Given problem —
Across the entries, how many lines have the string "green" in them? Reply with only a number.

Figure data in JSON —
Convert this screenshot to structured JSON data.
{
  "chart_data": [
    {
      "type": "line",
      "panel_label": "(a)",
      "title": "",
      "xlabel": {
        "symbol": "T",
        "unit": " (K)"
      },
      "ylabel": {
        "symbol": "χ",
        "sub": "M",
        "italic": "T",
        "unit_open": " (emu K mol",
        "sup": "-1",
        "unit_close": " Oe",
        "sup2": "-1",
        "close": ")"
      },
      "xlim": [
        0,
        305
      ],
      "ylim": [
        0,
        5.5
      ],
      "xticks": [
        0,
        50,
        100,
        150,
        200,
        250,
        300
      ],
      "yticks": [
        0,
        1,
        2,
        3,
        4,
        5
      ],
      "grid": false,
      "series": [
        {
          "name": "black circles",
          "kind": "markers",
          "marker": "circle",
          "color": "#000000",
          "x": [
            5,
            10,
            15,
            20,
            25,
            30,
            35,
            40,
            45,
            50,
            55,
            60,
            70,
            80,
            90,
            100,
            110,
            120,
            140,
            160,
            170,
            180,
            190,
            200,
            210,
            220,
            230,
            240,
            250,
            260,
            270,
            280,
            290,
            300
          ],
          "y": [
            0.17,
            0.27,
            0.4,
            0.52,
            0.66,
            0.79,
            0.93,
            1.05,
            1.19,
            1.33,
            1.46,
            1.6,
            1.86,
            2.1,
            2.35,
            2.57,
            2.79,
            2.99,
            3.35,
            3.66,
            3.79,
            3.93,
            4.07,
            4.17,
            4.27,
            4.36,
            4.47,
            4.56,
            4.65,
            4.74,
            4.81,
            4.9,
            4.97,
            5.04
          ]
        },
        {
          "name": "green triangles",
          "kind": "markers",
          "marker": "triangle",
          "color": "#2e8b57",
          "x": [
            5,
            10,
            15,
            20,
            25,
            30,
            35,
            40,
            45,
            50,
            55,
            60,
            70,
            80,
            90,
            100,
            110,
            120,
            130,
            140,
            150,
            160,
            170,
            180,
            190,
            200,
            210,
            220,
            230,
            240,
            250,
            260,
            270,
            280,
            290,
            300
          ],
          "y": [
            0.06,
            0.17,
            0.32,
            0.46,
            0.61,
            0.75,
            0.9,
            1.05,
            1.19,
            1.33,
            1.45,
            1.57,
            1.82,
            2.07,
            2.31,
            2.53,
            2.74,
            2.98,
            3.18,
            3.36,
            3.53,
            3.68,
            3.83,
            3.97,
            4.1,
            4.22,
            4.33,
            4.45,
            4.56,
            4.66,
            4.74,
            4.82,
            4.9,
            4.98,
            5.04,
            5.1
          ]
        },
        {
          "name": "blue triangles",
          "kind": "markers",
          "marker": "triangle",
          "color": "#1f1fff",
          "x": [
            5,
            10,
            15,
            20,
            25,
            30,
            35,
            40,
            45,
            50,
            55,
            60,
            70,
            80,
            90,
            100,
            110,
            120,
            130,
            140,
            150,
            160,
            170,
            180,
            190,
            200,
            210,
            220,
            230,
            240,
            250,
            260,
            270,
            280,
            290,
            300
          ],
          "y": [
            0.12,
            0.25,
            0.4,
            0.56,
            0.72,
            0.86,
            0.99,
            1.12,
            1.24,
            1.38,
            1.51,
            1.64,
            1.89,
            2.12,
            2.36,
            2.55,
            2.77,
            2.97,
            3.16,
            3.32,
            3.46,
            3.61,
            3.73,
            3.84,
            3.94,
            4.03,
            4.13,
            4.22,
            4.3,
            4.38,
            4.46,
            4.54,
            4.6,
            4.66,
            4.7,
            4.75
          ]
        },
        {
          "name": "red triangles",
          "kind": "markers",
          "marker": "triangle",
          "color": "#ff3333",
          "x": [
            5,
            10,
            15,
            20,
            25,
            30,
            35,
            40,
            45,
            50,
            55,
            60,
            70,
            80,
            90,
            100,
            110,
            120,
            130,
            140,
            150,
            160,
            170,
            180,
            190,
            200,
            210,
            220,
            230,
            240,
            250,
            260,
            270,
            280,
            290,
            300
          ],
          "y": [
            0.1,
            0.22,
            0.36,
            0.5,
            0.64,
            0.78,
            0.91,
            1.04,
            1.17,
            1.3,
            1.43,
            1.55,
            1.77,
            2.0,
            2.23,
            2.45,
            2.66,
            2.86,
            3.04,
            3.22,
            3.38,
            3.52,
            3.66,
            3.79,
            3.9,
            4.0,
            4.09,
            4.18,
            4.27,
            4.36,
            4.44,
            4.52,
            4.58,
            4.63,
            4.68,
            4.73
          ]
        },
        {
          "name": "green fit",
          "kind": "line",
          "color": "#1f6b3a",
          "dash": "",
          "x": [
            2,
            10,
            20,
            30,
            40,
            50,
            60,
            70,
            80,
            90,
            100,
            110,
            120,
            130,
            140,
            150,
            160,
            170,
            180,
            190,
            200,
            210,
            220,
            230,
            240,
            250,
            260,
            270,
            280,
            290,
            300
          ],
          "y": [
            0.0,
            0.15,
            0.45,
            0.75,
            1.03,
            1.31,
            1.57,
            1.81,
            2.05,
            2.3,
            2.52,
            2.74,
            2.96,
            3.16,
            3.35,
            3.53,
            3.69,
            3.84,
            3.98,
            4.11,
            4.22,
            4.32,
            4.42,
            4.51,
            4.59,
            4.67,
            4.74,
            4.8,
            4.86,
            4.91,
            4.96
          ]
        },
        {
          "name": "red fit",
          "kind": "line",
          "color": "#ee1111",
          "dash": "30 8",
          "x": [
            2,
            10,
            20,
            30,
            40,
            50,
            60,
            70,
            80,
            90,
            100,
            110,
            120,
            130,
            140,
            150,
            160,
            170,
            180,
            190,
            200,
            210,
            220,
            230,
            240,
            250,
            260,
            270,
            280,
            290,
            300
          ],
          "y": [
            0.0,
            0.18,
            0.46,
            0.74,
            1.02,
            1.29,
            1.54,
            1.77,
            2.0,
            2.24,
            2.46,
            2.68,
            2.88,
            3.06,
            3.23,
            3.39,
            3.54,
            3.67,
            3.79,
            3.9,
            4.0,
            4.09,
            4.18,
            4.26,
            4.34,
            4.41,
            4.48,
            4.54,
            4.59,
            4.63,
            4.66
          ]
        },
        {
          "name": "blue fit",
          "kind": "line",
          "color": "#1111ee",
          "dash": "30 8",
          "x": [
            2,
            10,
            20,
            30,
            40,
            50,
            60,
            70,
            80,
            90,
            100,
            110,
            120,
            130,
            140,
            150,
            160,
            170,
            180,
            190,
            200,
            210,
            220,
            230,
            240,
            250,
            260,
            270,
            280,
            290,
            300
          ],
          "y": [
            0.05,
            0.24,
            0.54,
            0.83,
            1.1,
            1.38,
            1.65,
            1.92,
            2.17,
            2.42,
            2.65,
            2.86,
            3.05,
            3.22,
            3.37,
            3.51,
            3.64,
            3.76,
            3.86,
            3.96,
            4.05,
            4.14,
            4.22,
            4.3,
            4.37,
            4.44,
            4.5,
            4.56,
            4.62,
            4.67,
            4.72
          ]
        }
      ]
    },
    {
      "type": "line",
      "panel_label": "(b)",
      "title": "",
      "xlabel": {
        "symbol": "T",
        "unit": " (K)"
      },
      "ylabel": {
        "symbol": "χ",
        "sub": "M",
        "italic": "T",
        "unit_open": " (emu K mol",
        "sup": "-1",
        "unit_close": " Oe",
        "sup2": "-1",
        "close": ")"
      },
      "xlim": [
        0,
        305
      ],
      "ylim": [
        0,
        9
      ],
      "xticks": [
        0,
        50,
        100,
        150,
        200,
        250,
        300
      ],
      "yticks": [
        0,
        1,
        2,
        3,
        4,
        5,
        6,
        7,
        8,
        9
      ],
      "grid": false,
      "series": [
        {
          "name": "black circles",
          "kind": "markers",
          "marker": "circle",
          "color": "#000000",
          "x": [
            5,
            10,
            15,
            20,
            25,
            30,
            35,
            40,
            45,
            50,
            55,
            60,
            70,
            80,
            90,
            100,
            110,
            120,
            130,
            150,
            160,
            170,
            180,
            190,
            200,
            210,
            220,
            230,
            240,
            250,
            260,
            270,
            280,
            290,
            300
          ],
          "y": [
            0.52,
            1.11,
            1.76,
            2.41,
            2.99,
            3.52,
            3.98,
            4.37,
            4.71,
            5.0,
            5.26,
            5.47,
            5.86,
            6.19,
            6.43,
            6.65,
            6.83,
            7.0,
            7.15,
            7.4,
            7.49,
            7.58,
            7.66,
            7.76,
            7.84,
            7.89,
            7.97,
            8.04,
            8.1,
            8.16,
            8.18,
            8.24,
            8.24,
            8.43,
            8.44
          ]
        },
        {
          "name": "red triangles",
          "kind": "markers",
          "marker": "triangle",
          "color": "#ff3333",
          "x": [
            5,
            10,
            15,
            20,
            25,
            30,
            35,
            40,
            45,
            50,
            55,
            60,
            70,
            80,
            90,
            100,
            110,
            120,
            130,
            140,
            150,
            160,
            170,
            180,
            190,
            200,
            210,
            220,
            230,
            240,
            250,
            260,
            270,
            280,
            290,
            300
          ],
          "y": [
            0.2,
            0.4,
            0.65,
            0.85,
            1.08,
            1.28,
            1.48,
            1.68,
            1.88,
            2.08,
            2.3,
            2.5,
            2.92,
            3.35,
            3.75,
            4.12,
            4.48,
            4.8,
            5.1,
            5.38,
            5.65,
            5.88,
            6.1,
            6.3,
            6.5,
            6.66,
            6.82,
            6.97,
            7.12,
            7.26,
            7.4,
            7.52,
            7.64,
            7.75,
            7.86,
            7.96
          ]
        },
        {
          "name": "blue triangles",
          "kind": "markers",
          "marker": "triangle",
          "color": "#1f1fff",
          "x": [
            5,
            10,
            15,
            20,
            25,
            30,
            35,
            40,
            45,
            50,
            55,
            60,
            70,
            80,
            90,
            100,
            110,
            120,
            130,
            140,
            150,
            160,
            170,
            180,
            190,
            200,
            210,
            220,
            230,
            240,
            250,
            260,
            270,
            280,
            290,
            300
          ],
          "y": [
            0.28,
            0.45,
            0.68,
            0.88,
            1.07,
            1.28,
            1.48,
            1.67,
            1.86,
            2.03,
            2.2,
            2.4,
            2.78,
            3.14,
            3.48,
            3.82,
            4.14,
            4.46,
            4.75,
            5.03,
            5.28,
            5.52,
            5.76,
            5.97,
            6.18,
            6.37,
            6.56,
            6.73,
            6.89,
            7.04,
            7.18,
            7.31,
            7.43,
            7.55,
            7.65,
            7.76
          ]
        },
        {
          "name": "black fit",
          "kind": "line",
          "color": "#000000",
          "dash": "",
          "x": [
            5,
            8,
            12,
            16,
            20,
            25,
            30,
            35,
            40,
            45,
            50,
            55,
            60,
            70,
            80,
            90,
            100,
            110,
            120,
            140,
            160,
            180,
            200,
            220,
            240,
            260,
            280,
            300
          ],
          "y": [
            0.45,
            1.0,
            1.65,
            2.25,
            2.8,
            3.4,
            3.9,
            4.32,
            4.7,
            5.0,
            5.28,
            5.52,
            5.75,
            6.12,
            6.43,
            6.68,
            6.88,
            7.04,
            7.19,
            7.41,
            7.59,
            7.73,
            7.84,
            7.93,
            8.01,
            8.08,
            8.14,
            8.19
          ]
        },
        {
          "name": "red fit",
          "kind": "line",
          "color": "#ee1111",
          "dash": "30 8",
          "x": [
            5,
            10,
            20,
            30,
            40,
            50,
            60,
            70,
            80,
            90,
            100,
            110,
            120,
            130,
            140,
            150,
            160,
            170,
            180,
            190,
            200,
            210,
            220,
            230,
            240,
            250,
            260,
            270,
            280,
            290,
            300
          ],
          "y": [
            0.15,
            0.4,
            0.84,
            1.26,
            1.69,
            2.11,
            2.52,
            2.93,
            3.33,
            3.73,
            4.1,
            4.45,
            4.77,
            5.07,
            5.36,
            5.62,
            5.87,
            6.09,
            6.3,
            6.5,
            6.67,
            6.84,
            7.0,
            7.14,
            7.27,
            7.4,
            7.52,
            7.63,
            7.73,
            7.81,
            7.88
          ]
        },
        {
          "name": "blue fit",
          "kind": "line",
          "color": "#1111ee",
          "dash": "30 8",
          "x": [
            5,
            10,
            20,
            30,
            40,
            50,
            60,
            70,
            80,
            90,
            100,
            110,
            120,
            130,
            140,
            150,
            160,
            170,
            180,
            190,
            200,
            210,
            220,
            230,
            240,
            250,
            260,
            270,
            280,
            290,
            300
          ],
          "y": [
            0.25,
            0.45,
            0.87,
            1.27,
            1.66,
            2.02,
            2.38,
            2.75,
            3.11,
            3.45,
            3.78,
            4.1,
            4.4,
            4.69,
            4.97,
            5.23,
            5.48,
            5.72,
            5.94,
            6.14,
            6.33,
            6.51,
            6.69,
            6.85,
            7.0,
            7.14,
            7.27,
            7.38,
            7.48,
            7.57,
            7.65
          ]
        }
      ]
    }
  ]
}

Exercise response —
2